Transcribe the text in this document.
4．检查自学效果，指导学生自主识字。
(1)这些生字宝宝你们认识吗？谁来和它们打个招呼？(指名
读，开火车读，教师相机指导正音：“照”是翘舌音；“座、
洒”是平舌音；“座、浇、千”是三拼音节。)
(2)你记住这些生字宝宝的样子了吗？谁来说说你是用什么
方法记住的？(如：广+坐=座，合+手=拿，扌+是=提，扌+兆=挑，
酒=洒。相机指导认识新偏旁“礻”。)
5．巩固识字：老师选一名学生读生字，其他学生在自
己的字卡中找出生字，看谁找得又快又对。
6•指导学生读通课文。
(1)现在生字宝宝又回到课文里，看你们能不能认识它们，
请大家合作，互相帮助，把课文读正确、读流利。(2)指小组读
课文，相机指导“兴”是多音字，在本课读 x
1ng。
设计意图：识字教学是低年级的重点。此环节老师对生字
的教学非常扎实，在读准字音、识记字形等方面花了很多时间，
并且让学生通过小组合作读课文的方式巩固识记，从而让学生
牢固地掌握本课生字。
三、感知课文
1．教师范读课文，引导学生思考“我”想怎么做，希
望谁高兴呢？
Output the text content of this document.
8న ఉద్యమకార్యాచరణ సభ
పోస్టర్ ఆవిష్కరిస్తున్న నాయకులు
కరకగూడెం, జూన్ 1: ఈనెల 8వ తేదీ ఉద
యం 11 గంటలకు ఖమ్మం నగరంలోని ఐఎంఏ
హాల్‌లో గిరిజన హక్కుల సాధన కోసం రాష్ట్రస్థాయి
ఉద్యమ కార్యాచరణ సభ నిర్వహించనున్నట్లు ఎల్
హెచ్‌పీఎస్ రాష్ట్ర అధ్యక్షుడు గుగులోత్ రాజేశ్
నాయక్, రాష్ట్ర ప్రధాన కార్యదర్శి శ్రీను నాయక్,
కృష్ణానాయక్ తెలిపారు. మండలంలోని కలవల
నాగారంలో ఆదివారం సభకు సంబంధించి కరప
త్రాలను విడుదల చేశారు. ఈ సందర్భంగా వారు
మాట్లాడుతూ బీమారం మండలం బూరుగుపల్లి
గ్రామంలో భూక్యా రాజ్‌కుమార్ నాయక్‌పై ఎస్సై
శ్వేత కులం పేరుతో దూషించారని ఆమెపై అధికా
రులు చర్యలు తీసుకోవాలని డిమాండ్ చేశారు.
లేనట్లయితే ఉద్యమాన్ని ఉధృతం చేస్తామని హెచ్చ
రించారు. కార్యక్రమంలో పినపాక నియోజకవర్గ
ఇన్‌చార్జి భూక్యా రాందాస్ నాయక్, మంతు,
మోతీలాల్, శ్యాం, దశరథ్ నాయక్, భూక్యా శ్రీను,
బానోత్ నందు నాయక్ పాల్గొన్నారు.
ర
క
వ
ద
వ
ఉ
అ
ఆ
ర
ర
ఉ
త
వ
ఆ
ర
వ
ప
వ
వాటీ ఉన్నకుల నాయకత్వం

Given instruction
Every entry above should be retyped exactly as shown.

Expected answer
Transcribe the text in this document.
4．检查自学效果，指导学生自主识字。
(1)这些生字宝宝你们认识吗？谁来和它们打个招呼？(指名
读，开火车读，教师相机指导正音：“照”是翘舌音；“座、
洒”是平舌音；“座、浇、千”是三拼音节。)
(2)你记住这些生字宝宝的样子了吗？谁来说说你是用什么
方法记住的？(如：广+坐=座，合+手=拿，扌+是=提，扌+兆=挑，
酒=洒。相机指导认识新偏旁“礻”。)
5．巩固识字：老师选一名学生读生字，其他学生在自
己的字卡中找出生字，看谁找得又快又对。
6•指导学生读通课文。
(1)现在生字宝宝又回到课文里，看你们能不能认识它们，
请大家合作，互相帮助，把课文读正确、读流利。(2)指小组读
课文，相机指导“兴”是多音字，在本课读 x
1ng。
设计意图：识字教学是低年级的重点。此环节老师对生字
的教学非常扎实，在读准字音、识记字形等方面花了很多时间，
并且让学生通过小组合作读课文的方式巩固识记，从而让学生
牢固地掌握本课生字。
三、感知课文
1．教师范读课文，引导学生思考“我”想怎么做，希
望谁高兴呢？
Output the text content of this document.
8న ఉద్యమకార్యాచరణ సభ
పోస్టర్ ఆవిష్కరిస్తున్న నాయకులు
కరకగూడెం, జూన్ 1: ఈనెల 8వ తేదీ ఉద
యం 11 గంటలకు ఖమ్మం నగరంలోని ఐఎంఏ
హాల్‌లో గిరిజన హక్కుల సాధన కోసం రాష్ట్రస్థాయి
ఉద్యమ కార్యాచరణ సభ నిర్వహించనున్నట్లు ఎల్
హెచ్‌పీఎస్ రాష్ట్ర అధ్యక్షుడు గుగులోత్ రాజేశ్
నాయక్, రాష్ట్ర ప్రధాన కార్యదర్శి శ్రీను నాయక్,
కృష్ణానాయక్ తెలిపారు. మండలంలోని కలవల
నాగారంలో ఆదివారం సభకు సంబంధించి కరప
త్రాలను విడుదల చేశారు. ఈ సందర్భంగా వారు
మాట్లాడుతూ బీమారం మండలం బూరుగుపల్లి
గ్రామంలో భూక్యా రాజ్‌కుమార్ నాయక్‌పై ఎస్సై
శ్వేత కులం పేరుతో దూషించారని ఆమెపై అధికా
రులు చర్యలు తీసుకోవాలని డిమాండ్ చేశారు.
లేనట్లయితే ఉద్యమాన్ని ఉధృతం చేస్తామని హెచ్చ
రించారు. కార్యక్రమంలో పినపాక నియోజకవర్గ
ఇన్‌చార్జి భూక్యా రాందాస్ నాయక్, మంతు,
మోతీలాల్, శ్యాం, దశరథ్ నాయక్, భూక్యా శ్రీను,
బానోత్ నందు నాయక్ పాల్గొన్నారు.
ర
క
వ
ద
వ
ఉ
అ
ఆ
ర
ర
ఉ
త
వ
ఆ
ర
వ
ప
వ
వాటీ ఉన్నకుల నాయకత్వం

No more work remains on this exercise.